--- Data section ---
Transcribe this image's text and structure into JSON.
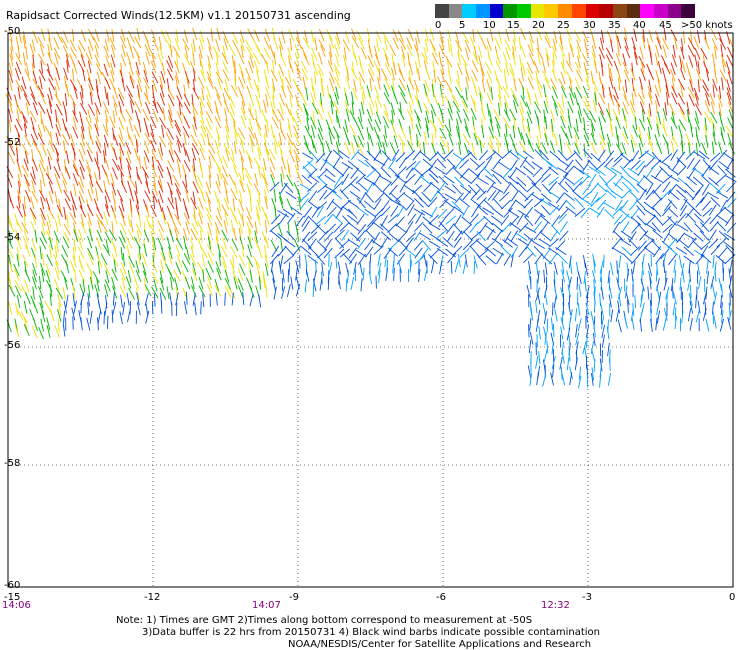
{
  "title": "Rapidsact Corrected Winds(12.5KM) v1.1 20150731 ascending",
  "scale": {
    "colors": [
      "#444444",
      "#888888",
      "#00cdff",
      "#0096ff",
      "#0000cd",
      "#009600",
      "#00c800",
      "#e6e600",
      "#ffc800",
      "#ff8c00",
      "#ff4500",
      "#dc0000",
      "#b40000",
      "#8b4513",
      "#5a2d0c",
      "#ff00ff",
      "#c800c8",
      "#8c008c",
      "#3c003c"
    ],
    "ticks": [
      "0",
      "5",
      "10",
      "15",
      "20",
      "25",
      "30",
      "35",
      "40",
      "45",
      ">50 knots"
    ]
  },
  "axes": {
    "lat_labels": [
      "-50",
      "-52",
      "-54",
      "-56",
      "-58",
      "-60"
    ],
    "lon_labels": [
      "-15",
      "-12",
      "-9",
      "-6",
      "-3",
      "0"
    ],
    "time_labels": [
      "14:06",
      "14:07",
      "12:32"
    ]
  },
  "notes": {
    "line1": "Note: 1) Times are GMT 2)Times along bottom correspond to measurement at -50S",
    "line2": "3)Data buffer is 22 hrs from 20150731 4) Black wind barbs indicate possible contamination",
    "line3": "NOAA/NESDIS/Center for Satellite Applications and Research"
  },
  "wind_colors": {
    "calm_blue": "#0050dc",
    "light_blue": "#00a0ff",
    "green": "#00b400",
    "yellow": "#f0e000",
    "orange": "#ffa000",
    "red": "#e02000"
  }
}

--- Exercise directions ---
Give an exact reproduction of every line, leaving out any picture.

--- Written answer ---
Transcribe this image's text and structure into JSON.
{
  "title": "Rapidsact Corrected Winds(12.5KM) v1.1 20150731 ascending",
  "scale": {
    "colors": [
      "#444444",
      "#888888",
      "#00cdff",
      "#0096ff",
      "#0000cd",
      "#009600",
      "#00c800",
      "#e6e600",
      "#ffc800",
      "#ff8c00",
      "#ff4500",
      "#dc0000",
      "#b40000",
      "#8b4513",
      "#5a2d0c",
      "#ff00ff",
      "#c800c8",
      "#8c008c",
      "#3c003c"
    ],
    "ticks": [
      "0",
      "5",
      "10",
      "15",
      "20",
      "25",
      "30",
      "35",
      "40",
      "45",
      ">50 knots"
    ]
  },
  "axes": {
    "lat_labels": [
      "-50",
      "-52",
      "-54",
      "-56",
      "-58",
      "-60"
    ],
    "lon_labels": [
      "-15",
      "-12",
      "-9",
      "-6",
      "-3",
      "0"
    ],
    "time_labels": [
      "14:06",
      "14:07",
      "12:32"
    ]
  },
  "notes": {
    "line1": "Note: 1) Times are GMT 2)Times along bottom correspond to measurement at -50S",
    "line2": "3)Data buffer is 22 hrs from 20150731 4) Black wind barbs indicate possible contamination",
    "line3": "NOAA/NESDIS/Center for Satellite Applications and Research"
  },
  "wind_colors": {
    "calm_blue": "#0050dc",
    "light_blue": "#00a0ff",
    "green": "#00b400",
    "yellow": "#f0e000",
    "orange": "#ffa000",
    "red": "#e02000"
  }
}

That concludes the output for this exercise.